=== Dataset extract ===

☆ ☆ ☆ ☆

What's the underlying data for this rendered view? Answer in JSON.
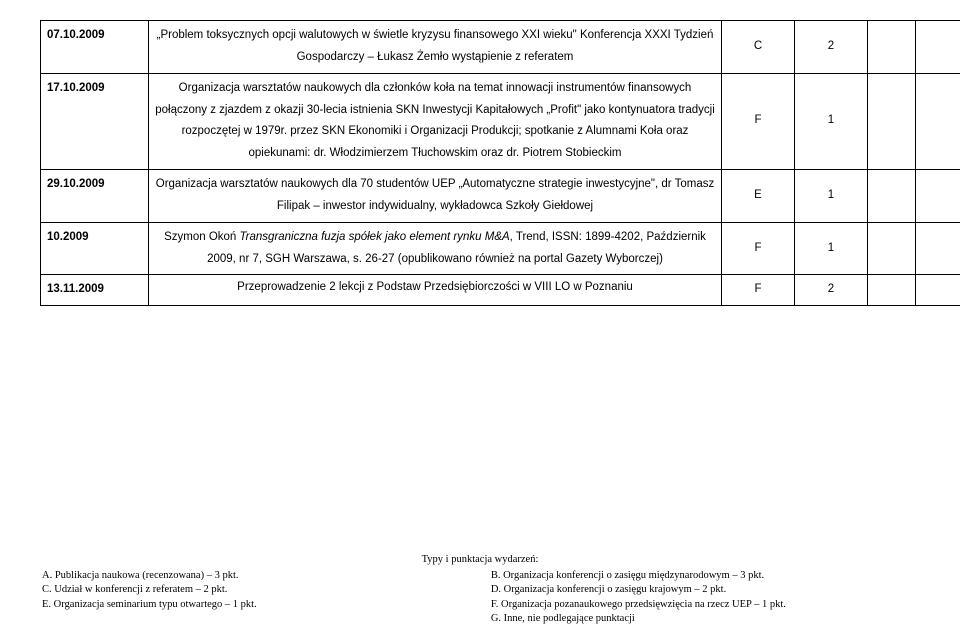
{
  "rows": [
    {
      "date": "07.10.2009",
      "desc": "„Problem toksycznych opcji walutowych w świetle kryzysu finansowego XXI wieku\" Konferencja XXXI Tydzień Gospodarczy – Łukasz Żemło wystąpienie z referatem",
      "code": "C",
      "pts": "2"
    },
    {
      "date": "17.10.2009",
      "desc": "Organizacja warsztatów naukowych dla członków koła na temat innowacji instrumentów finansowych połączony z zjazdem z okazji 30-lecia istnienia SKN Inwestycji Kapitałowych „Profit\" jako kontynuatora tradycji rozpoczętej w 1979r. przez SKN Ekonomiki i Organizacji Produkcji; spotkanie z Alumnami Koła oraz opiekunami: dr. Włodzimierzem Tłuchowskim oraz dr. Piotrem Stobieckim",
      "code": "F",
      "pts": "1"
    },
    {
      "date": "29.10.2009",
      "desc": "Organizacja warsztatów naukowych dla 70 studentów UEP „Automatyczne strategie inwestycyjne\", dr Tomasz Filipak – inwestor indywidualny, wykładowca Szkoły Giełdowej",
      "code": "E",
      "pts": "1"
    },
    {
      "date": "10.2009",
      "desc_pre": "Szymon Okoń ",
      "desc_italic": "Transgraniczna fuzja spółek jako element rynku M&A",
      "desc_post": ", Trend, ISSN: 1899-4202, Październik 2009, nr 7, SGH Warszawa, s. 26-27 (opublikowano również na portal Gazety Wyborczej)",
      "code": "F",
      "pts": "1"
    },
    {
      "date": "13.11.2009",
      "desc": "Przeprowadzenie 2 lekcji z Podstaw Przedsiębiorczości w VIII LO w Poznaniu",
      "code": "F",
      "pts": "2"
    }
  ],
  "footer": {
    "title": "Typy i punktacja wydarzeń:",
    "left": [
      "A.   Publikacja naukowa (recenzowana) – 3 pkt.",
      "C.   Udział w konferencji z referatem – 2 pkt.",
      "E.   Organizacja seminarium typu otwartego – 1 pkt."
    ],
    "right": [
      "B.   Organizacja konferencji o zasięgu międzynarodowym – 3 pkt.",
      "D.   Organizacja konferencji o zasięgu krajowym – 2 pkt.",
      "F.   Organizacja pozanaukowego przedsięwzięcia na rzecz UEP – 1 pkt.",
      "G.   Inne, nie podlegające punktacji"
    ]
  }
}
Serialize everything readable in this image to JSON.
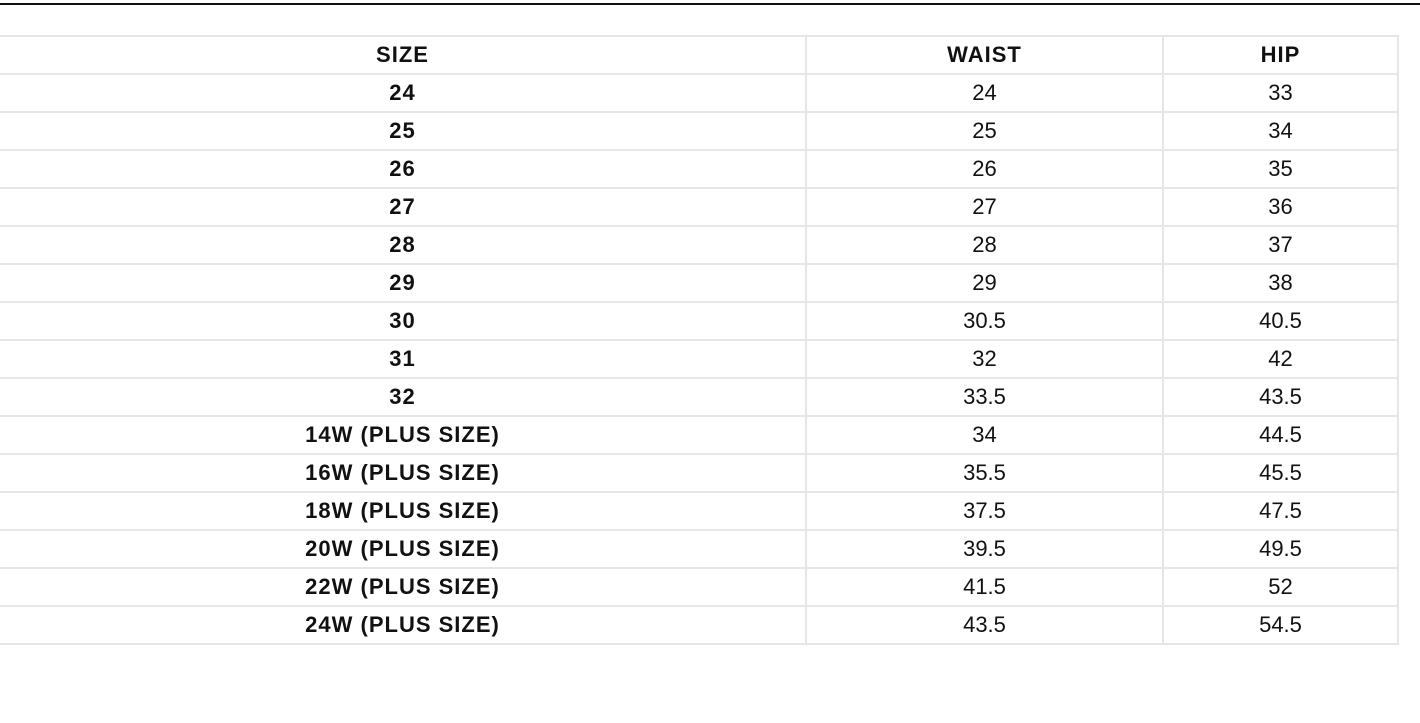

☆ ☆ ☆ ☆

=== Exercise objective ===
Without the pictures, print the records in full, exactly as they appear.

=== Task solution ===
What's the underlying data for this rendered view? Answer in JSON.
{
  "rows": [
    {
      "date": "07.10.2009",
      "desc": "„Problem toksycznych opcji walutowych w świetle kryzysu finansowego XXI wieku\" Konferencja XXXI Tydzień Gospodarczy – Łukasz Żemło wystąpienie z referatem",
      "code": "C",
      "pts": "2"
    },
    {
      "date": "17.10.2009",
      "desc": "Organizacja warsztatów naukowych dla członków koła na temat innowacji instrumentów finansowych połączony z zjazdem z okazji 30-lecia istnienia SKN Inwestycji Kapitałowych „Profit\" jako kontynuatora tradycji rozpoczętej w 1979r. przez SKN Ekonomiki i Organizacji Produkcji; spotkanie z Alumnami Koła oraz opiekunami: dr. Włodzimierzem Tłuchowskim oraz dr. Piotrem Stobieckim",
      "code": "F",
      "pts": "1"
    },
    {
      "date": "29.10.2009",
      "desc": "Organizacja warsztatów naukowych dla 70 studentów UEP „Automatyczne strategie inwestycyjne\", dr Tomasz Filipak – inwestor indywidualny, wykładowca Szkoły Giełdowej",
      "code": "E",
      "pts": "1"
    },
    {
      "date": "10.2009",
      "desc_pre": "Szymon Okoń ",
      "desc_italic": "Transgraniczna fuzja spółek jako element rynku M&A",
      "desc_post": ", Trend, ISSN: 1899-4202, Październik 2009, nr 7, SGH Warszawa, s. 26-27 (opublikowano również na portal Gazety Wyborczej)",
      "code": "F",
      "pts": "1"
    },
    {
      "date": "13.11.2009",
      "desc": "Przeprowadzenie 2 lekcji z Podstaw Przedsiębiorczości w VIII LO w Poznaniu",
      "code": "F",
      "pts": "2"
    }
  ],
  "footer": {
    "title": "Typy i punktacja wydarzeń:",
    "left": [
      "A.   Publikacja naukowa (recenzowana) – 3 pkt.",
      "C.   Udział w konferencji z referatem – 2 pkt.",
      "E.   Organizacja seminarium typu otwartego – 1 pkt."
    ],
    "right": [
      "B.   Organizacja konferencji o zasięgu międzynarodowym – 3 pkt.",
      "D.   Organizacja konferencji o zasięgu krajowym – 2 pkt.",
      "F.   Organizacja pozanaukowego przedsięwzięcia na rzecz UEP – 1 pkt.",
      "G.   Inne, nie podlegające punktacji"
    ]
  }
}
Serialize everything readable in this image to JSON.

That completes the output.